#### PROBLEM DESCRIPTION
Records follow. Copy every line with "FLANDERS".

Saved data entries
_ _ _ _ _
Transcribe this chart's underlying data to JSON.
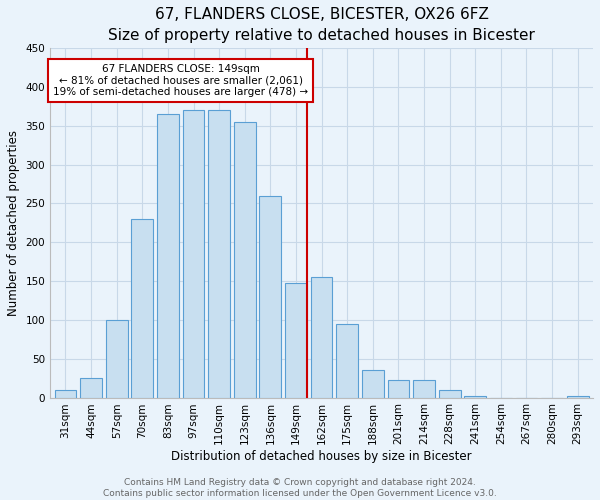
{
  "title": "67, FLANDERS CLOSE, BICESTER, OX26 6FZ",
  "subtitle": "Size of property relative to detached houses in Bicester",
  "xlabel": "Distribution of detached houses by size in Bicester",
  "ylabel": "Number of detached properties",
  "bar_labels": [
    "31sqm",
    "44sqm",
    "57sqm",
    "70sqm",
    "83sqm",
    "97sqm",
    "110sqm",
    "123sqm",
    "136sqm",
    "149sqm",
    "162sqm",
    "175sqm",
    "188sqm",
    "201sqm",
    "214sqm",
    "228sqm",
    "241sqm",
    "254sqm",
    "267sqm",
    "280sqm",
    "293sqm"
  ],
  "bar_values": [
    10,
    25,
    100,
    230,
    365,
    370,
    370,
    355,
    260,
    148,
    155,
    95,
    35,
    22,
    22,
    10,
    2,
    0,
    0,
    0,
    2
  ],
  "bar_color": "#c8dff0",
  "bar_edge_color": "#5a9fd4",
  "highlight_index": 9,
  "highlight_line_color": "#cc0000",
  "annotation_line1": "67 FLANDERS CLOSE: 149sqm",
  "annotation_line2": "← 81% of detached houses are smaller (2,061)",
  "annotation_line3": "19% of semi-detached houses are larger (478) →",
  "annotation_box_edge_color": "#cc0000",
  "annotation_box_face_color": "#ffffff",
  "ylim": [
    0,
    450
  ],
  "yticks": [
    0,
    50,
    100,
    150,
    200,
    250,
    300,
    350,
    400,
    450
  ],
  "footer_line1": "Contains HM Land Registry data © Crown copyright and database right 2024.",
  "footer_line2": "Contains public sector information licensed under the Open Government Licence v3.0.",
  "background_color": "#eaf3fb",
  "grid_color": "#c8d8e8",
  "title_fontsize": 11,
  "subtitle_fontsize": 9.5,
  "axis_label_fontsize": 8.5,
  "tick_fontsize": 7.5,
  "annot_fontsize": 7.5,
  "footer_fontsize": 6.5
}
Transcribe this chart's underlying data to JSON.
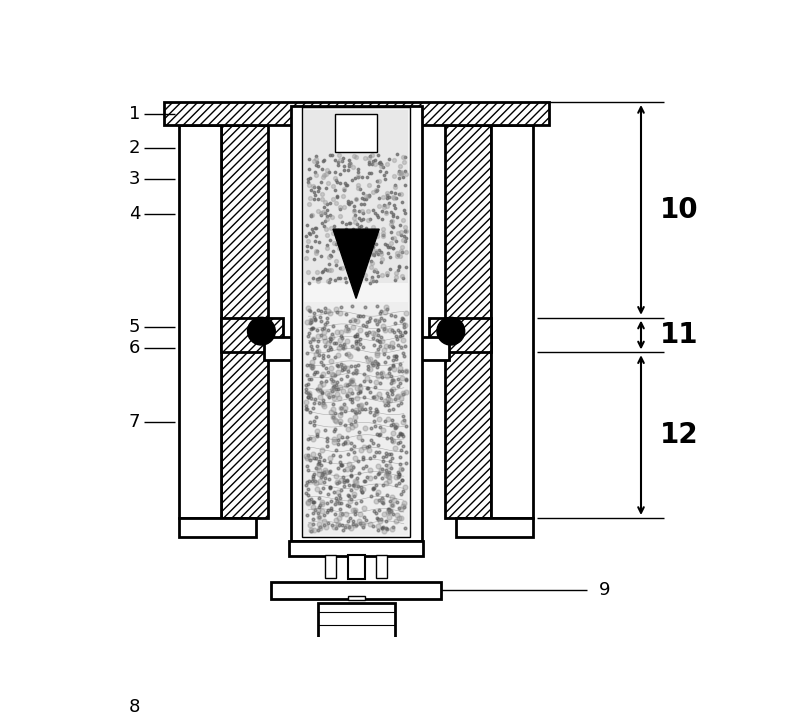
{
  "bg_color": "#ffffff",
  "fig_width": 8.0,
  "fig_height": 7.16
}
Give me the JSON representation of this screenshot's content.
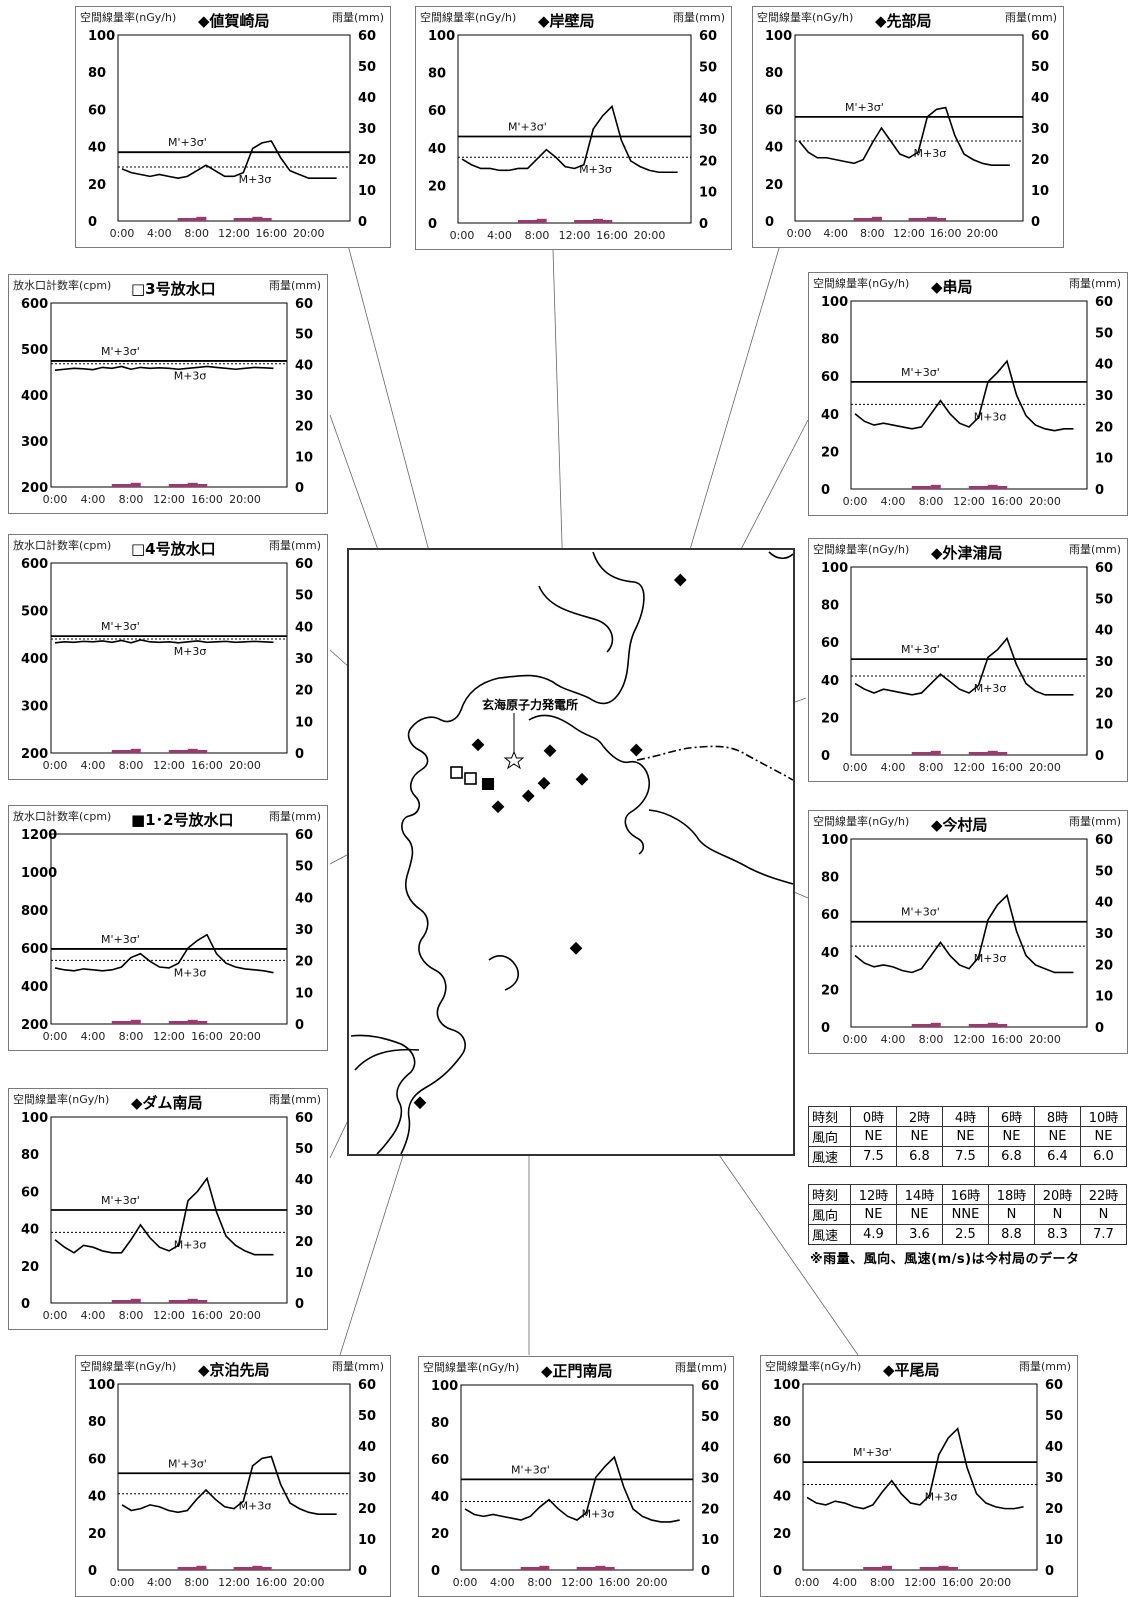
{
  "charts": [
    {
      "id": "nishijima",
      "title": "◆値賀崎局",
      "left_label": "空間線量率(nGy/h)",
      "right_label": "雨量(mm)",
      "ylim": [
        0,
        100
      ],
      "yticks": [
        "100",
        "80",
        "60",
        "40",
        "20",
        "0"
      ],
      "xticks": [
        "0:00",
        "4:00",
        "8:00",
        "12:00",
        "16:00",
        "20:00"
      ],
      "solid_label": "M'+3σ'",
      "dotted_label": "M+3σ",
      "solid": 37,
      "dotted": 29,
      "rain_ticks": [
        "60",
        "50",
        "40",
        "30",
        "20",
        "10",
        "0"
      ],
      "rain": [
        0,
        0,
        0,
        0,
        0,
        0,
        1,
        1,
        1.4,
        0,
        0,
        0,
        1,
        1,
        1.4,
        1,
        0,
        0,
        0,
        0,
        0,
        0,
        0,
        0
      ],
      "values": [
        28,
        26,
        25,
        24,
        25,
        24,
        23,
        24,
        27,
        30,
        27,
        24,
        24,
        26,
        39,
        42,
        43,
        34,
        27,
        25,
        23,
        23,
        23,
        23
      ]
    },
    {
      "id": "ganpeki",
      "title": "◆岸壁局",
      "left_label": "空間線量率(nGy/h)",
      "right_label": "雨量(mm)",
      "ylim": [
        0,
        100
      ],
      "yticks": [
        "100",
        "80",
        "60",
        "40",
        "20",
        "0"
      ],
      "xticks": [
        "0:00",
        "4:00",
        "8:00",
        "12:00",
        "16:00",
        "20:00"
      ],
      "solid_label": "M'+3σ'",
      "dotted_label": "M+3σ",
      "solid": 46,
      "dotted": 35,
      "rain_ticks": [
        "60",
        "50",
        "40",
        "30",
        "20",
        "10",
        "0"
      ],
      "rain": [
        0,
        0,
        0,
        0,
        0,
        0,
        1,
        1,
        1.4,
        0,
        0,
        0,
        1,
        1,
        1.4,
        1,
        0,
        0,
        0,
        0,
        0,
        0,
        0,
        0
      ],
      "values": [
        34,
        31,
        29,
        29,
        28,
        28,
        29,
        29,
        34,
        39,
        35,
        30,
        29,
        31,
        50,
        57,
        62,
        44,
        33,
        30,
        28,
        27,
        27,
        27
      ]
    },
    {
      "id": "sakibe",
      "title": "◆先部局",
      "left_label": "空間線量率(nGy/h)",
      "right_label": "雨量(mm)",
      "ylim": [
        0,
        100
      ],
      "yticks": [
        "100",
        "80",
        "60",
        "40",
        "20",
        "0"
      ],
      "xticks": [
        "0:00",
        "4:00",
        "8:00",
        "12:00",
        "16:00",
        "20:00"
      ],
      "solid_label": "M'+3σ'",
      "dotted_label": "M+3σ",
      "solid": 56,
      "dotted": 43,
      "rain_ticks": [
        "60",
        "50",
        "40",
        "30",
        "20",
        "10",
        "0"
      ],
      "rain": [
        0,
        0,
        0,
        0,
        0,
        0,
        1,
        1,
        1.4,
        0,
        0,
        0,
        1,
        1,
        1.4,
        1,
        0,
        0,
        0,
        0,
        0,
        0,
        0,
        0
      ],
      "values": [
        43,
        37,
        34,
        34,
        33,
        32,
        31,
        33,
        42,
        50,
        43,
        36,
        34,
        37,
        56,
        60,
        61,
        46,
        36,
        33,
        31,
        30,
        30,
        30
      ]
    },
    {
      "id": "no3",
      "title": "□3号放水口",
      "left_label": "放水口計数率(cpm)",
      "right_label": "雨量(mm)",
      "ylim": [
        200,
        600
      ],
      "yticks": [
        "600",
        "500",
        "400",
        "300",
        "200"
      ],
      "xticks": [
        "0:00",
        "4:00",
        "8:00",
        "12:00",
        "16:00",
        "20:00"
      ],
      "solid_label": "M'+3σ'",
      "dotted_label": "M+3σ",
      "solid": 474,
      "dotted": 468,
      "rain_ticks": [
        "60",
        "50",
        "40",
        "30",
        "20",
        "10",
        "0"
      ],
      "rain": [
        0,
        0,
        0,
        0,
        0,
        0,
        1,
        1,
        1.4,
        0,
        0,
        0,
        1,
        1,
        1.4,
        1,
        0,
        0,
        0,
        0,
        0,
        0,
        0,
        0
      ],
      "values": [
        454,
        456,
        458,
        457,
        455,
        460,
        458,
        462,
        456,
        460,
        458,
        459,
        458,
        456,
        458,
        460,
        462,
        460,
        458,
        456,
        458,
        460,
        459,
        458
      ]
    },
    {
      "id": "no4",
      "title": "□4号放水口",
      "left_label": "放水口計数率(cpm)",
      "right_label": "雨量(mm)",
      "ylim": [
        200,
        600
      ],
      "yticks": [
        "600",
        "500",
        "400",
        "300",
        "200"
      ],
      "xticks": [
        "0:00",
        "4:00",
        "8:00",
        "12:00",
        "16:00",
        "20:00"
      ],
      "solid_label": "M'+3σ'",
      "dotted_label": "M+3σ",
      "solid": 446,
      "dotted": 440,
      "rain_ticks": [
        "60",
        "50",
        "40",
        "30",
        "20",
        "10",
        "0"
      ],
      "rain": [
        0,
        0,
        0,
        0,
        0,
        0,
        1,
        1,
        1.4,
        0,
        0,
        0,
        1,
        1,
        1.4,
        1,
        0,
        0,
        0,
        0,
        0,
        0,
        0,
        0
      ],
      "values": [
        432,
        434,
        433,
        435,
        434,
        436,
        433,
        437,
        432,
        438,
        434,
        433,
        434,
        432,
        434,
        436,
        433,
        434,
        435,
        433,
        434,
        435,
        434,
        433
      ]
    },
    {
      "id": "no12",
      "title": "■1･2号放水口",
      "left_label": "放水口計数率(cpm)",
      "right_label": "雨量(mm)",
      "ylim": [
        200,
        1200
      ],
      "yticks": [
        "1200",
        "1000",
        "800",
        "600",
        "400",
        "200"
      ],
      "xticks": [
        "0:00",
        "4:00",
        "8:00",
        "12:00",
        "16:00",
        "20:00"
      ],
      "solid_label": "M'+3σ'",
      "dotted_label": "M+3σ",
      "solid": 595,
      "dotted": 535,
      "rain_ticks": [
        "60",
        "50",
        "40",
        "30",
        "20",
        "10",
        "0"
      ],
      "rain": [
        0,
        0,
        0,
        0,
        0,
        0,
        1,
        1,
        1.4,
        0,
        0,
        0,
        1,
        1,
        1.4,
        1,
        0,
        0,
        0,
        0,
        0,
        0,
        0,
        0
      ],
      "values": [
        495,
        485,
        480,
        490,
        485,
        480,
        485,
        500,
        550,
        570,
        530,
        500,
        495,
        520,
        600,
        640,
        670,
        570,
        520,
        500,
        490,
        485,
        480,
        470
      ]
    },
    {
      "id": "dam",
      "title": "◆ダム南局",
      "left_label": "空間線量率(nGy/h)",
      "right_label": "雨量(mm)",
      "ylim": [
        0,
        100
      ],
      "yticks": [
        "100",
        "80",
        "60",
        "40",
        "20",
        "0"
      ],
      "xticks": [
        "0:00",
        "4:00",
        "8:00",
        "12:00",
        "16:00",
        "20:00"
      ],
      "solid_label": "M'+3σ'",
      "dotted_label": "M+3σ",
      "solid": 50,
      "dotted": 38,
      "rain_ticks": [
        "60",
        "50",
        "40",
        "30",
        "20",
        "10",
        "0"
      ],
      "rain": [
        0,
        0,
        0,
        0,
        0,
        0,
        1,
        1,
        1.4,
        0,
        0,
        0,
        1,
        1,
        1.4,
        1,
        0,
        0,
        0,
        0,
        0,
        0,
        0,
        0
      ],
      "values": [
        34,
        30,
        27,
        31,
        30,
        28,
        27,
        27,
        34,
        42,
        35,
        30,
        28,
        31,
        55,
        60,
        67,
        49,
        36,
        31,
        28,
        26,
        26,
        26
      ]
    },
    {
      "id": "kushi",
      "title": "◆串局",
      "left_label": "空間線量率(nGy/h)",
      "right_label": "雨量(mm)",
      "ylim": [
        0,
        100
      ],
      "yticks": [
        "100",
        "80",
        "60",
        "40",
        "20",
        "0"
      ],
      "xticks": [
        "0:00",
        "4:00",
        "8:00",
        "12:00",
        "16:00",
        "20:00"
      ],
      "solid_label": "M'+3σ'",
      "dotted_label": "M+3σ",
      "solid": 57,
      "dotted": 45,
      "rain_ticks": [
        "60",
        "50",
        "40",
        "30",
        "20",
        "10",
        "0"
      ],
      "rain": [
        0,
        0,
        0,
        0,
        0,
        0,
        1,
        1,
        1.4,
        0,
        0,
        0,
        1,
        1,
        1.4,
        1,
        0,
        0,
        0,
        0,
        0,
        0,
        0,
        0
      ],
      "values": [
        40,
        36,
        34,
        35,
        34,
        33,
        32,
        33,
        40,
        47,
        40,
        35,
        33,
        38,
        57,
        62,
        68,
        50,
        39,
        34,
        32,
        31,
        32,
        32
      ]
    },
    {
      "id": "sotsu",
      "title": "◆外津浦局",
      "left_label": "空間線量率(nGy/h)",
      "right_label": "雨量(mm)",
      "ylim": [
        0,
        100
      ],
      "yticks": [
        "100",
        "80",
        "60",
        "40",
        "20",
        "0"
      ],
      "xticks": [
        "0:00",
        "4:00",
        "8:00",
        "12:00",
        "16:00",
        "20:00"
      ],
      "solid_label": "M'+3σ'",
      "dotted_label": "M+3σ",
      "solid": 51,
      "dotted": 42,
      "rain_ticks": [
        "60",
        "50",
        "40",
        "30",
        "20",
        "10",
        "0"
      ],
      "rain": [
        0,
        0,
        0,
        0,
        0,
        0,
        1,
        1,
        1.4,
        0,
        0,
        0,
        1,
        1,
        1.4,
        1,
        0,
        0,
        0,
        0,
        0,
        0,
        0,
        0
      ],
      "values": [
        38,
        35,
        33,
        35,
        34,
        33,
        32,
        33,
        38,
        43,
        39,
        35,
        33,
        37,
        52,
        56,
        62,
        48,
        38,
        34,
        32,
        32,
        32,
        32
      ]
    },
    {
      "id": "imamura",
      "title": "◆今村局",
      "left_label": "空間線量率(nGy/h)",
      "right_label": "雨量(mm)",
      "ylim": [
        0,
        100
      ],
      "yticks": [
        "100",
        "80",
        "60",
        "40",
        "20",
        "0"
      ],
      "xticks": [
        "0:00",
        "4:00",
        "8:00",
        "12:00",
        "16:00",
        "20:00"
      ],
      "solid_label": "M'+3σ'",
      "dotted_label": "M+3σ",
      "solid": 56,
      "dotted": 43,
      "rain_ticks": [
        "60",
        "50",
        "40",
        "30",
        "20",
        "10",
        "0"
      ],
      "rain": [
        0,
        0,
        0,
        0,
        0,
        0,
        1,
        1,
        1.4,
        0,
        0,
        0,
        1,
        1,
        1.4,
        1,
        0,
        0,
        0,
        0,
        0,
        0,
        0,
        0
      ],
      "values": [
        38,
        34,
        32,
        33,
        32,
        30,
        29,
        31,
        38,
        45,
        38,
        33,
        31,
        37,
        57,
        65,
        70,
        51,
        38,
        33,
        31,
        29,
        29,
        29
      ]
    },
    {
      "id": "kyodomari",
      "title": "◆京泊先局",
      "left_label": "空間線量率(nGy/h)",
      "right_label": "雨量(mm)",
      "ylim": [
        0,
        100
      ],
      "yticks": [
        "100",
        "80",
        "60",
        "40",
        "20",
        "0"
      ],
      "xticks": [
        "0:00",
        "4:00",
        "8:00",
        "12:00",
        "16:00",
        "20:00"
      ],
      "solid_label": "M'+3σ'",
      "dotted_label": "M+3σ",
      "solid": 52,
      "dotted": 41,
      "rain_ticks": [
        "60",
        "50",
        "40",
        "30",
        "20",
        "10",
        "0"
      ],
      "rain": [
        0,
        0,
        0,
        0,
        0,
        0,
        1,
        1,
        1.4,
        0,
        0,
        0,
        1,
        1,
        1.4,
        1,
        0,
        0,
        0,
        0,
        0,
        0,
        0,
        0
      ],
      "values": [
        35,
        32,
        33,
        35,
        34,
        32,
        31,
        32,
        38,
        43,
        38,
        34,
        33,
        37,
        56,
        60,
        61,
        46,
        36,
        33,
        31,
        30,
        30,
        30
      ]
    },
    {
      "id": "seimon",
      "title": "◆正門南局",
      "left_label": "空間線量率(nGy/h)",
      "right_label": "雨量(mm)",
      "ylim": [
        0,
        100
      ],
      "yticks": [
        "100",
        "80",
        "60",
        "40",
        "20",
        "0"
      ],
      "xticks": [
        "0:00",
        "4:00",
        "8:00",
        "12:00",
        "16:00",
        "20:00"
      ],
      "solid_label": "M'+3σ'",
      "dotted_label": "M+3σ",
      "solid": 49,
      "dotted": 37,
      "rain_ticks": [
        "60",
        "50",
        "40",
        "30",
        "20",
        "10",
        "0"
      ],
      "rain": [
        0,
        0,
        0,
        0,
        0,
        0,
        1,
        1,
        1.4,
        0,
        0,
        0,
        1,
        1,
        1.4,
        1,
        0,
        0,
        0,
        0,
        0,
        0,
        0,
        0
      ],
      "values": [
        33,
        30,
        29,
        30,
        29,
        28,
        27,
        29,
        34,
        38,
        33,
        29,
        27,
        31,
        50,
        56,
        61,
        45,
        33,
        29,
        27,
        26,
        26,
        27
      ]
    },
    {
      "id": "hirao",
      "title": "◆平尾局",
      "left_label": "空間線量率(nGy/h)",
      "right_label": "雨量(mm)",
      "ylim": [
        0,
        100
      ],
      "yticks": [
        "100",
        "80",
        "60",
        "40",
        "20",
        "0"
      ],
      "xticks": [
        "0:00",
        "4:00",
        "8:00",
        "12:00",
        "16:00",
        "20:00"
      ],
      "solid_label": "M'+3σ'",
      "dotted_label": "M+3σ",
      "solid": 58,
      "dotted": 46,
      "rain_ticks": [
        "60",
        "50",
        "40",
        "30",
        "20",
        "10",
        "0"
      ],
      "rain": [
        0,
        0,
        0,
        0,
        0,
        0,
        1,
        1,
        1.4,
        0,
        0,
        0,
        1,
        1,
        1.4,
        1,
        0,
        0,
        0,
        0,
        0,
        0,
        0,
        0
      ],
      "values": [
        39,
        36,
        35,
        37,
        36,
        34,
        33,
        35,
        42,
        48,
        41,
        36,
        35,
        40,
        62,
        71,
        76,
        55,
        41,
        36,
        34,
        33,
        33,
        34
      ]
    }
  ],
  "chart_data": [
    {
      "type": "line",
      "title": "◆値賀崎局",
      "ylabel": "空間線量率(nGy/h)",
      "y2label": "雨量(mm)",
      "ylim": [
        0,
        100
      ],
      "y2lim": [
        0,
        60
      ]
    },
    {
      "type": "line",
      "title": "◆岸壁局",
      "ylabel": "空間線量率(nGy/h)",
      "y2label": "雨量(mm)",
      "ylim": [
        0,
        100
      ],
      "y2lim": [
        0,
        60
      ]
    },
    {
      "type": "line",
      "title": "◆先部局",
      "ylabel": "空間線量率(nGy/h)",
      "y2label": "雨量(mm)",
      "ylim": [
        0,
        100
      ],
      "y2lim": [
        0,
        60
      ]
    },
    {
      "type": "line",
      "title": "□3号放水口",
      "ylabel": "放水口計数率(cpm)",
      "y2label": "雨量(mm)",
      "ylim": [
        200,
        600
      ],
      "y2lim": [
        0,
        60
      ]
    },
    {
      "type": "line",
      "title": "□4号放水口",
      "ylabel": "放水口計数率(cpm)",
      "y2label": "雨量(mm)",
      "ylim": [
        200,
        600
      ],
      "y2lim": [
        0,
        60
      ]
    },
    {
      "type": "line",
      "title": "■1･2号放水口",
      "ylabel": "放水口計数率(cpm)",
      "y2label": "雨量(mm)",
      "ylim": [
        200,
        1200
      ],
      "y2lim": [
        0,
        60
      ]
    },
    {
      "type": "line",
      "title": "◆ダム南局",
      "ylabel": "空間線量率(nGy/h)",
      "y2label": "雨量(mm)",
      "ylim": [
        0,
        100
      ],
      "y2lim": [
        0,
        60
      ]
    },
    {
      "type": "line",
      "title": "◆串局",
      "ylabel": "空間線量率(nGy/h)",
      "y2label": "雨量(mm)",
      "ylim": [
        0,
        100
      ],
      "y2lim": [
        0,
        60
      ]
    },
    {
      "type": "line",
      "title": "◆外津浦局",
      "ylabel": "空間線量率(nGy/h)",
      "y2label": "雨量(mm)",
      "ylim": [
        0,
        100
      ],
      "y2lim": [
        0,
        60
      ]
    },
    {
      "type": "line",
      "title": "◆今村局",
      "ylabel": "空間線量率(nGy/h)",
      "y2label": "雨量(mm)",
      "ylim": [
        0,
        100
      ],
      "y2lim": [
        0,
        60
      ]
    },
    {
      "type": "line",
      "title": "◆京泊先局",
      "ylabel": "空間線量率(nGy/h)",
      "y2label": "雨量(mm)",
      "ylim": [
        0,
        100
      ],
      "y2lim": [
        0,
        60
      ]
    },
    {
      "type": "line",
      "title": "◆正門南局",
      "ylabel": "空間線量率(nGy/h)",
      "y2label": "雨量(mm)",
      "ylim": [
        0,
        100
      ],
      "y2lim": [
        0,
        60
      ]
    },
    {
      "type": "line",
      "title": "◆平尾局",
      "ylabel": "空間線量率(nGy/h)",
      "y2label": "雨量(mm)",
      "ylim": [
        0,
        100
      ],
      "y2lim": [
        0,
        60
      ]
    }
  ],
  "colors": {
    "rain_bar": "#9b3a6e",
    "line": "#000000"
  },
  "map": {
    "plant_label": "玄海原子力発電所"
  },
  "wind_table_1": {
    "rows": [
      [
        "時刻",
        "0時",
        "2時",
        "4時",
        "6時",
        "8時",
        "10時"
      ],
      [
        "風向",
        "NE",
        "NE",
        "NE",
        "NE",
        "NE",
        "NE"
      ],
      [
        "風速",
        "7.5",
        "6.8",
        "7.5",
        "6.8",
        "6.4",
        "6.0"
      ]
    ]
  },
  "wind_table_2": {
    "rows": [
      [
        "時刻",
        "12時",
        "14時",
        "16時",
        "18時",
        "20時",
        "22時"
      ],
      [
        "風向",
        "NE",
        "NE",
        "NNE",
        "N",
        "N",
        "N"
      ],
      [
        "風速",
        "4.9",
        "3.6",
        "2.5",
        "8.8",
        "8.3",
        "7.7"
      ]
    ]
  },
  "note": "※雨量、風向、風速(m/s)は今村局のデータ"
}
_ _ _ _ _
#### EXERCISE RESULT
  "title": "67, FLANDERS CLOSE, BICESTER, OX26 6FZ",
  "annotation_line1": "67 FLANDERS CLOSE: 149sqm",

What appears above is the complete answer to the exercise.